··· MATERIAL PROVIDED

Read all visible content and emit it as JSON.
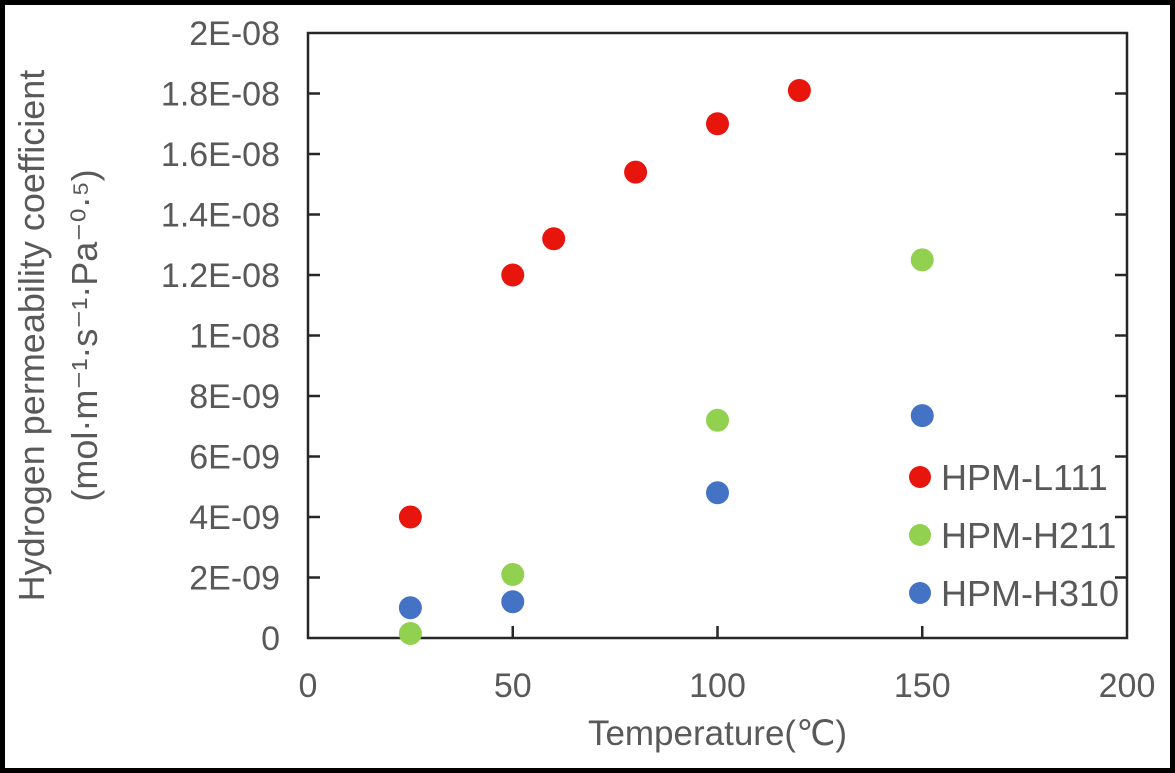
{
  "figure": {
    "background": "#ffffff",
    "border_color": "#000000"
  },
  "chart_data": {
    "type": "scatter",
    "title": "",
    "xlabel": "Temperature(℃)",
    "ylabel_line1": "Hydrogen permeability coefficient",
    "ylabel_line2": "(mol·m⁻¹·s⁻¹·Pa⁻⁰·⁵)",
    "xlim": [
      0,
      200
    ],
    "ylim": [
      0,
      2e-08
    ],
    "grid": false,
    "legend_position": "inside-right",
    "x_ticks": [
      {
        "value": 0,
        "label": "0"
      },
      {
        "value": 50,
        "label": "50"
      },
      {
        "value": 100,
        "label": "100"
      },
      {
        "value": 150,
        "label": "150"
      },
      {
        "value": 200,
        "label": "200"
      }
    ],
    "y_ticks": [
      {
        "value": 0,
        "label": "0"
      },
      {
        "value": 2e-09,
        "label": "2E-09"
      },
      {
        "value": 4e-09,
        "label": "4E-09"
      },
      {
        "value": 6e-09,
        "label": "6E-09"
      },
      {
        "value": 8e-09,
        "label": "8E-09"
      },
      {
        "value": 1e-08,
        "label": "1E-08"
      },
      {
        "value": 1.2e-08,
        "label": "1.2E-08"
      },
      {
        "value": 1.4e-08,
        "label": "1.4E-08"
      },
      {
        "value": 1.6e-08,
        "label": "1.6E-08"
      },
      {
        "value": 1.8e-08,
        "label": "1.8E-08"
      },
      {
        "value": 2e-08,
        "label": "2E-08"
      }
    ],
    "series": [
      {
        "name": "HPM-L111",
        "color": "#E8150D",
        "points": [
          [
            25,
            4e-09
          ],
          [
            50,
            1.2e-08
          ],
          [
            60,
            1.32e-08
          ],
          [
            80,
            1.54e-08
          ],
          [
            100,
            1.7e-08
          ],
          [
            120,
            1.81e-08
          ]
        ]
      },
      {
        "name": "HPM-H211",
        "color": "#92D050",
        "points": [
          [
            25,
            1.5e-10
          ],
          [
            50,
            2.1e-09
          ],
          [
            100,
            7.2e-09
          ],
          [
            150,
            1.25e-08
          ]
        ]
      },
      {
        "name": "HPM-H310",
        "color": "#4472C4",
        "points": [
          [
            25,
            1e-09
          ],
          [
            50,
            1.2e-09
          ],
          [
            100,
            4.8e-09
          ],
          [
            150,
            7.35e-09
          ]
        ]
      }
    ],
    "text_color": "#595959",
    "axis_color": "#262626"
  }
}
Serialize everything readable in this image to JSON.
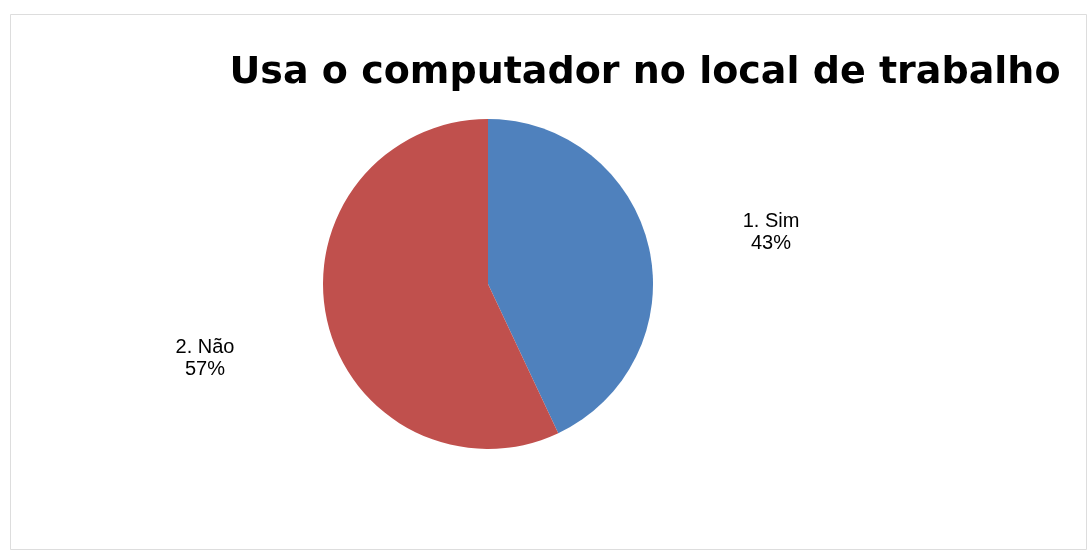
{
  "chart_data": {
    "type": "pie",
    "title": "Usa o computador no local de trabalho",
    "categories": [
      "1. Sim",
      "2. Não"
    ],
    "values": [
      43,
      57
    ],
    "colors": [
      "#4f81bd",
      "#c0504d"
    ],
    "value_labels": [
      "43%",
      "57%"
    ]
  }
}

······

*WHAT THIS TASK INVOLVES*: Locate all lines in the listing above with the word "title" and copy them.

*WRITTEN SOLUTION*:
    "title": "",
    "title": "Usa o computador no local de trabalho",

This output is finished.